Report only the number of lines that hold the word "بتصرف".
★ ★ ★
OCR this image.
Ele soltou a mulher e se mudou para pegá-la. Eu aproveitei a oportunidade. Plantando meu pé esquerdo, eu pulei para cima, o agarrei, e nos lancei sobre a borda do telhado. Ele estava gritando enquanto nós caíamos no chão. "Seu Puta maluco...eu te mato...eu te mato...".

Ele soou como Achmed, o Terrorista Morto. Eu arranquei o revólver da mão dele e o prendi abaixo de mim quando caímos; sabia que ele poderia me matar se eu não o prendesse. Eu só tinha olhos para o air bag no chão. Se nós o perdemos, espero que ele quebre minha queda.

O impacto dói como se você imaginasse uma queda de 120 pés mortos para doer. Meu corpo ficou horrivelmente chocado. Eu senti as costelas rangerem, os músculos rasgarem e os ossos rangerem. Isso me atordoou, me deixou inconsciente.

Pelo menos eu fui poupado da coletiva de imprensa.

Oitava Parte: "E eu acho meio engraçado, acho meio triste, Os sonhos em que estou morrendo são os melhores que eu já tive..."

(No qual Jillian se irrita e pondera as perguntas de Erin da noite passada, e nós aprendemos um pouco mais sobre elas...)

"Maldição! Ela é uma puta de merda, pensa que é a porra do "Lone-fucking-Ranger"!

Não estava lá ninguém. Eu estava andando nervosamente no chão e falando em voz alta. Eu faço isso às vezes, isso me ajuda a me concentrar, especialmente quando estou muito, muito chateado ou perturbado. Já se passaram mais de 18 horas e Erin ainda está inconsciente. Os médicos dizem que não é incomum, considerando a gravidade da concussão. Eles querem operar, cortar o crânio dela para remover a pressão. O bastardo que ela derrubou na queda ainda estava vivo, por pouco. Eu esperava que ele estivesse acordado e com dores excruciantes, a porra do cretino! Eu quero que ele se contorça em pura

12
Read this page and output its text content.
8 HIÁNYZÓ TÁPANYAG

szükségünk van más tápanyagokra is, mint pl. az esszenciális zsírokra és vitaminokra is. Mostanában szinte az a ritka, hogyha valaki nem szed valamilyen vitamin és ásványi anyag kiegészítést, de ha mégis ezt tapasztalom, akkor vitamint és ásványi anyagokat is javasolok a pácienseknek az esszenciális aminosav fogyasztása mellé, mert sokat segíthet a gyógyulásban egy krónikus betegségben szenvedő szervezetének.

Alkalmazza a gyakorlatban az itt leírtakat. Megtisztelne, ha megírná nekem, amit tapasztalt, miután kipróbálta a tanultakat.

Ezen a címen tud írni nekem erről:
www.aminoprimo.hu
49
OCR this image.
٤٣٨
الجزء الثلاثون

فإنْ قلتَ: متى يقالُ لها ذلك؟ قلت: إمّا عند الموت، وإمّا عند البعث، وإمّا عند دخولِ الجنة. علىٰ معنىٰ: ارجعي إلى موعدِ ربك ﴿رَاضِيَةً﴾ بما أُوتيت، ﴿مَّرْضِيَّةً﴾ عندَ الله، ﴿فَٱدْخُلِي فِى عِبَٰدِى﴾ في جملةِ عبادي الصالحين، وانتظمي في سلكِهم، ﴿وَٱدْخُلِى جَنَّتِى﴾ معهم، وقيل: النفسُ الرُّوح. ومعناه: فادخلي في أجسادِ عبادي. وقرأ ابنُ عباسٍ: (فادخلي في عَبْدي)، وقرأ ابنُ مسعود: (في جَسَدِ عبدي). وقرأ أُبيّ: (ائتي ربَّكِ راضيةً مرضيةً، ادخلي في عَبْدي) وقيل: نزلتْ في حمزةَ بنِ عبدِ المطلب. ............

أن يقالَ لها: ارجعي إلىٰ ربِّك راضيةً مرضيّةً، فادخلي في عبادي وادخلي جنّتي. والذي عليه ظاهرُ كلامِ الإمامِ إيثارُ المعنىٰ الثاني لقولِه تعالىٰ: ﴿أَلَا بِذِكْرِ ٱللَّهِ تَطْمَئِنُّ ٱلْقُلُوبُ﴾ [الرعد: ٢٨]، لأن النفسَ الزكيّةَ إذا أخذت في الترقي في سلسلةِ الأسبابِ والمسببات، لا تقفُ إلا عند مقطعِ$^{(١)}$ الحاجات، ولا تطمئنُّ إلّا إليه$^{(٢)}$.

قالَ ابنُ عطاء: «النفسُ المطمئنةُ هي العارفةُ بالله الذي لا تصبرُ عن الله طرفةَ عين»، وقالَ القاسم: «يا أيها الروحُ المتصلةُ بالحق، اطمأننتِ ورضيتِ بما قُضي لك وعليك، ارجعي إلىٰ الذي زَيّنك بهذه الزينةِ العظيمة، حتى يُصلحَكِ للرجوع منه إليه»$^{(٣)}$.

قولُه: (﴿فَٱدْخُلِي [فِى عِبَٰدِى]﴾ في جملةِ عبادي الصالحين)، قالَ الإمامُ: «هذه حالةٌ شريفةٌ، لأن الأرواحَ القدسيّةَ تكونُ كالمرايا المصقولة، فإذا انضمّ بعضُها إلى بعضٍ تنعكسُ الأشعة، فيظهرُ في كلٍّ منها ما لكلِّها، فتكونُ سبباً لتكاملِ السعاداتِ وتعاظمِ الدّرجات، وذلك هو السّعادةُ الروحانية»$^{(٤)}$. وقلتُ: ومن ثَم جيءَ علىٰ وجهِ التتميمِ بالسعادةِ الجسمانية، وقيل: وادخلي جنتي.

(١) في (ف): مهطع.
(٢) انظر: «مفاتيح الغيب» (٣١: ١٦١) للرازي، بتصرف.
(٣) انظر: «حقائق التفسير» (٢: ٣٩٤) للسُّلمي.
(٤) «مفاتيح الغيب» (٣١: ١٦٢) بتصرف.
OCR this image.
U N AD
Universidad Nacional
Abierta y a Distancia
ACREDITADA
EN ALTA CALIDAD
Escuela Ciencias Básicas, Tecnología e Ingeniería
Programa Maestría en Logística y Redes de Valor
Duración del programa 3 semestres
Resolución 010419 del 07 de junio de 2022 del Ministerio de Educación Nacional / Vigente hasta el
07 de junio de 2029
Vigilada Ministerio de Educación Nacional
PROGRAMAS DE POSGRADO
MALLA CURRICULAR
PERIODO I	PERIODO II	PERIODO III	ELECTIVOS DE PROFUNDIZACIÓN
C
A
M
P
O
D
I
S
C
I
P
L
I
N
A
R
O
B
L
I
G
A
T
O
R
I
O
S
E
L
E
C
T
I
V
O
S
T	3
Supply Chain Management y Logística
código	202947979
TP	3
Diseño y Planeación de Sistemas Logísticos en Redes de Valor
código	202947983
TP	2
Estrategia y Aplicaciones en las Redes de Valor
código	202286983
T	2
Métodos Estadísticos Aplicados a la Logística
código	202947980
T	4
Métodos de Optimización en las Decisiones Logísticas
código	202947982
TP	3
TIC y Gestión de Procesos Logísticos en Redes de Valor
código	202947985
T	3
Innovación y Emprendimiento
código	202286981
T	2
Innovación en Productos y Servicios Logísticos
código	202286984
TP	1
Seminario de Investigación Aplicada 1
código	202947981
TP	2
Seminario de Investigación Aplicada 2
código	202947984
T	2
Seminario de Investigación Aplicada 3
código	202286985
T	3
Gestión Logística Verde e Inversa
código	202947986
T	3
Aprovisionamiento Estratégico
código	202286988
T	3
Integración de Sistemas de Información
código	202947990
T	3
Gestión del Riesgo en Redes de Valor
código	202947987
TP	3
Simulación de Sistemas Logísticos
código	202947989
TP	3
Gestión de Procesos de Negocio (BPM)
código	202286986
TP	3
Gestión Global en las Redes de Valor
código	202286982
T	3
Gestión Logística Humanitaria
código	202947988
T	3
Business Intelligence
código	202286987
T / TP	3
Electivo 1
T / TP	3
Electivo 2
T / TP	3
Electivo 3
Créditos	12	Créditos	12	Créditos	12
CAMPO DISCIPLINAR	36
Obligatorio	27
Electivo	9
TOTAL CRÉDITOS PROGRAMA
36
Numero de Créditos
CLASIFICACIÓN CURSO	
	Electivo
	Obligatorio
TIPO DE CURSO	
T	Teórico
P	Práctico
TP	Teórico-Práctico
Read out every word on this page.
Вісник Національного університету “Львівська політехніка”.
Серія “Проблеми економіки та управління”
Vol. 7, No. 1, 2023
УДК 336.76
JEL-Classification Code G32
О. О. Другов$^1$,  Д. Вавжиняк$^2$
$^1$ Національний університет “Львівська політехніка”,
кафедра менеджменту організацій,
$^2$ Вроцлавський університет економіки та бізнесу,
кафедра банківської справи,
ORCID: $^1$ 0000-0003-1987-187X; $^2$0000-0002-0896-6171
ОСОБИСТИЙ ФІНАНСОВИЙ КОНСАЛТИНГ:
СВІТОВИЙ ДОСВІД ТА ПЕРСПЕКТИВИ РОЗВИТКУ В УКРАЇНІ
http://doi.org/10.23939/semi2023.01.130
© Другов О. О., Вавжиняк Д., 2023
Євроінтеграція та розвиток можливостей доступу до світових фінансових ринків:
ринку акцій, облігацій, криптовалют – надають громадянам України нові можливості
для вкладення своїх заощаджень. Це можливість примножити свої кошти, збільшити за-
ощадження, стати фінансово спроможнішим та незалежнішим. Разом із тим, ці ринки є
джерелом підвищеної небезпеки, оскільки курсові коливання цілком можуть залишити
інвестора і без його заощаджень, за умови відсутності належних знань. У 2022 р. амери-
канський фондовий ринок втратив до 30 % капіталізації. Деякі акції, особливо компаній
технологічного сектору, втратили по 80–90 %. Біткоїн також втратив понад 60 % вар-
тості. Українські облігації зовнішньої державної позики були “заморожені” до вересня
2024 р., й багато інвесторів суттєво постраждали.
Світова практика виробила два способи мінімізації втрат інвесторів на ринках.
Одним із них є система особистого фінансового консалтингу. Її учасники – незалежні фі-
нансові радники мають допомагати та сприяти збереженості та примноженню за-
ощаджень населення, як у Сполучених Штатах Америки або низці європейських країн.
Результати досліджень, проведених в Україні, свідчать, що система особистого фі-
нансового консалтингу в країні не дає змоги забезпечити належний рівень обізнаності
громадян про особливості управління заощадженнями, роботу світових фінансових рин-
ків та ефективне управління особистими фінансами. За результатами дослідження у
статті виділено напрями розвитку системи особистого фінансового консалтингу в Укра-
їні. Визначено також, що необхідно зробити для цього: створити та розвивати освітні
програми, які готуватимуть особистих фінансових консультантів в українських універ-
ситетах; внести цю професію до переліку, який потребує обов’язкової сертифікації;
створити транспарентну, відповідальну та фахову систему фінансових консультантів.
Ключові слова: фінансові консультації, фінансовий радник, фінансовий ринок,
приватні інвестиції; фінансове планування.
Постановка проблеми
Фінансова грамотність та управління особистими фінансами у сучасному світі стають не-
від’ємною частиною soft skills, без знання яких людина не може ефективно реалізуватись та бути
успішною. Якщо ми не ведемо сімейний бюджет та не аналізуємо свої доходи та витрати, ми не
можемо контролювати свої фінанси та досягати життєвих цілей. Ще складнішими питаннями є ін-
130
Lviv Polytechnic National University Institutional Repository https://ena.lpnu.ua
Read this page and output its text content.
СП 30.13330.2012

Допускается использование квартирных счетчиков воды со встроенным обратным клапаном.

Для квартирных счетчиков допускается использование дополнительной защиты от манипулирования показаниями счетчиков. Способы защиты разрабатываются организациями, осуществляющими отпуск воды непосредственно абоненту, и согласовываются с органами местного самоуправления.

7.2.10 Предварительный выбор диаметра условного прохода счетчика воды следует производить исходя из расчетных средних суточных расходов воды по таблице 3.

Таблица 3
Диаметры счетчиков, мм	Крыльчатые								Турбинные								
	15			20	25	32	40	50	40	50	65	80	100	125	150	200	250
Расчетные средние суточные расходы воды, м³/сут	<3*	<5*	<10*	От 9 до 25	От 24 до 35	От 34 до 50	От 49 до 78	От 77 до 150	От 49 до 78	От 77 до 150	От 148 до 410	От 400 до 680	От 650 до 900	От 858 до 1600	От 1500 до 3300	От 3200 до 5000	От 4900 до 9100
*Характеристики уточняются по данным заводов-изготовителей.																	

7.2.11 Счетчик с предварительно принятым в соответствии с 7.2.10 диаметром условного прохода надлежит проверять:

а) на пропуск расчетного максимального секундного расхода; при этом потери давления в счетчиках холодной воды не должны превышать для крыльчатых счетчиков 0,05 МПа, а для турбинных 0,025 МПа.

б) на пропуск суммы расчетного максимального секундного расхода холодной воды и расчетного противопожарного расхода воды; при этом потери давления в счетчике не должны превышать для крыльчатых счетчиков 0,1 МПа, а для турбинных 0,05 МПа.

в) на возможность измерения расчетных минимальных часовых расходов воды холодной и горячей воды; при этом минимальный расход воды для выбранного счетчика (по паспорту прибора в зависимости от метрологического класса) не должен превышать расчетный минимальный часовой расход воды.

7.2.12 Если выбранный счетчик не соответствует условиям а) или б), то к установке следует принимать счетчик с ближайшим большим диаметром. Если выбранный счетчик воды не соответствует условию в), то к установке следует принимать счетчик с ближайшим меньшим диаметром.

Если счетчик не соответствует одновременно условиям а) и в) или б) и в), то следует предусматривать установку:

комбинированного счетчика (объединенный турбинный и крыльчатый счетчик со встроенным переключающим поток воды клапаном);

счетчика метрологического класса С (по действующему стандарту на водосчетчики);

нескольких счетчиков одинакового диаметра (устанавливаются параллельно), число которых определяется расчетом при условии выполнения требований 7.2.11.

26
★ ★ ★
§ **PROBLEM SOLUTION**
2